## Written task:
From the records below, extract all the text exactly and leave the images behind.

## Provided entries:
----
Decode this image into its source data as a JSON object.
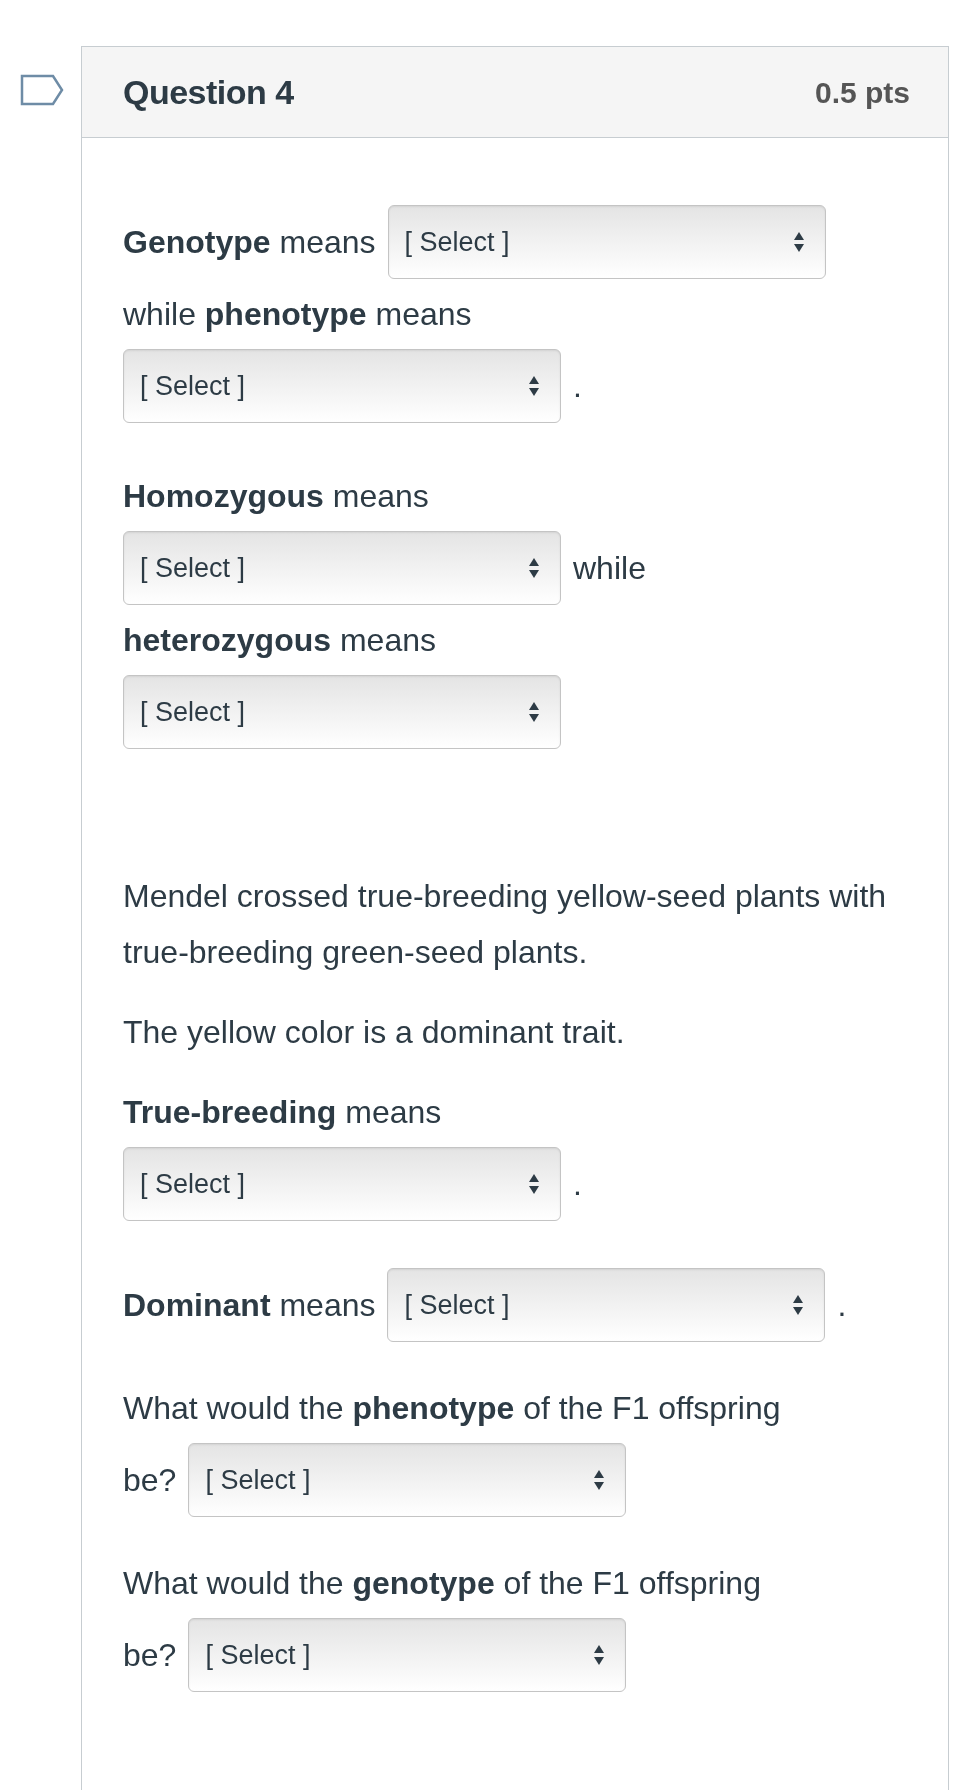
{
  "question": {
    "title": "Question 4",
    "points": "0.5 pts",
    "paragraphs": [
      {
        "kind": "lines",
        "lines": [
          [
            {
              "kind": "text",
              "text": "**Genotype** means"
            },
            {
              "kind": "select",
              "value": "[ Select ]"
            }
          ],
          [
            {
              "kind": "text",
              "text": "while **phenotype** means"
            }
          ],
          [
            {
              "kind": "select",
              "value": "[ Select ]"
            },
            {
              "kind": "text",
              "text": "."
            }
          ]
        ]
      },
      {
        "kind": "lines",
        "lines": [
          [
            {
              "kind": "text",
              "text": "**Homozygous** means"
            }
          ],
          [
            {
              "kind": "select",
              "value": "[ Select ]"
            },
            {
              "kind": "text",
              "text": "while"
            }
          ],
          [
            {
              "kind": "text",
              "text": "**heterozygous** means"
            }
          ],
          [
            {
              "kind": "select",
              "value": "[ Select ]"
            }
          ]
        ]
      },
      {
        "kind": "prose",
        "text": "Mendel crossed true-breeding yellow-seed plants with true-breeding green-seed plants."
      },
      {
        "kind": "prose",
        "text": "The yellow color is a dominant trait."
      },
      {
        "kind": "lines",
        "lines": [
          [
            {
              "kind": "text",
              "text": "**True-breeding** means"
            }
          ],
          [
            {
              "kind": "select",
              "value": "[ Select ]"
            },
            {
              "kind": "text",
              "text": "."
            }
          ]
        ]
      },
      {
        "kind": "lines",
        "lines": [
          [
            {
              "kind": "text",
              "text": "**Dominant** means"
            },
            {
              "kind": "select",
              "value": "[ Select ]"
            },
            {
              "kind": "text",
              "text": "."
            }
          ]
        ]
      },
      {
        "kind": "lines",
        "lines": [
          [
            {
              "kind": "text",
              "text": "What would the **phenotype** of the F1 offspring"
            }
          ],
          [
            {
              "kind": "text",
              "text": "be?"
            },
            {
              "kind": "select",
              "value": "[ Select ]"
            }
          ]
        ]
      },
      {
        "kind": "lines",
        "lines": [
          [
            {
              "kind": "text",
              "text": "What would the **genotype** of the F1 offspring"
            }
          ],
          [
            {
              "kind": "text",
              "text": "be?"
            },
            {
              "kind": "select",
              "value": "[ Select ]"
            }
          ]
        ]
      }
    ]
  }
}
----
## Task output:
Decode this image into its source data as a JSON object.
{
  "question": {
    "title": "Question 4",
    "points": "0.5 pts",
    "paragraphs": [
      {
        "kind": "lines",
        "lines": [
          [
            {
              "kind": "text",
              "text": "**Genotype** means"
            },
            {
              "kind": "select",
              "value": "[ Select ]"
            }
          ],
          [
            {
              "kind": "text",
              "text": "while **phenotype** means"
            }
          ],
          [
            {
              "kind": "select",
              "value": "[ Select ]"
            },
            {
              "kind": "text",
              "text": "."
            }
          ]
        ]
      },
      {
        "kind": "lines",
        "lines": [
          [
            {
              "kind": "text",
              "text": "**Homozygous** means"
            }
          ],
          [
            {
              "kind": "select",
              "value": "[ Select ]"
            },
            {
              "kind": "text",
              "text": "while"
            }
          ],
          [
            {
              "kind": "text",
              "text": "**heterozygous** means"
            }
          ],
          [
            {
              "kind": "select",
              "value": "[ Select ]"
            }
          ]
        ]
      },
      {
        "kind": "prose",
        "text": "Mendel crossed true-breeding yellow-seed plants with true-breeding green-seed plants."
      },
      {
        "kind": "prose",
        "text": "The yellow color is a dominant trait."
      },
      {
        "kind": "lines",
        "lines": [
          [
            {
              "kind": "text",
              "text": "**True-breeding** means"
            }
          ],
          [
            {
              "kind": "select",
              "value": "[ Select ]"
            },
            {
              "kind": "text",
              "text": "."
            }
          ]
        ]
      },
      {
        "kind": "lines",
        "lines": [
          [
            {
              "kind": "text",
              "text": "**Dominant** means"
            },
            {
              "kind": "select",
              "value": "[ Select ]"
            },
            {
              "kind": "text",
              "text": "."
            }
          ]
        ]
      },
      {
        "kind": "lines",
        "lines": [
          [
            {
              "kind": "text",
              "text": "What would the **phenotype** of the F1 offspring"
            }
          ],
          [
            {
              "kind": "text",
              "text": "be?"
            },
            {
              "kind": "select",
              "value": "[ Select ]"
            }
          ]
        ]
      },
      {
        "kind": "lines",
        "lines": [
          [
            {
              "kind": "text",
              "text": "What would the **genotype** of the F1 offspring"
            }
          ],
          [
            {
              "kind": "text",
              "text": "be?"
            },
            {
              "kind": "select",
              "value": "[ Select ]"
            }
          ]
        ]
      }
    ]
  }
}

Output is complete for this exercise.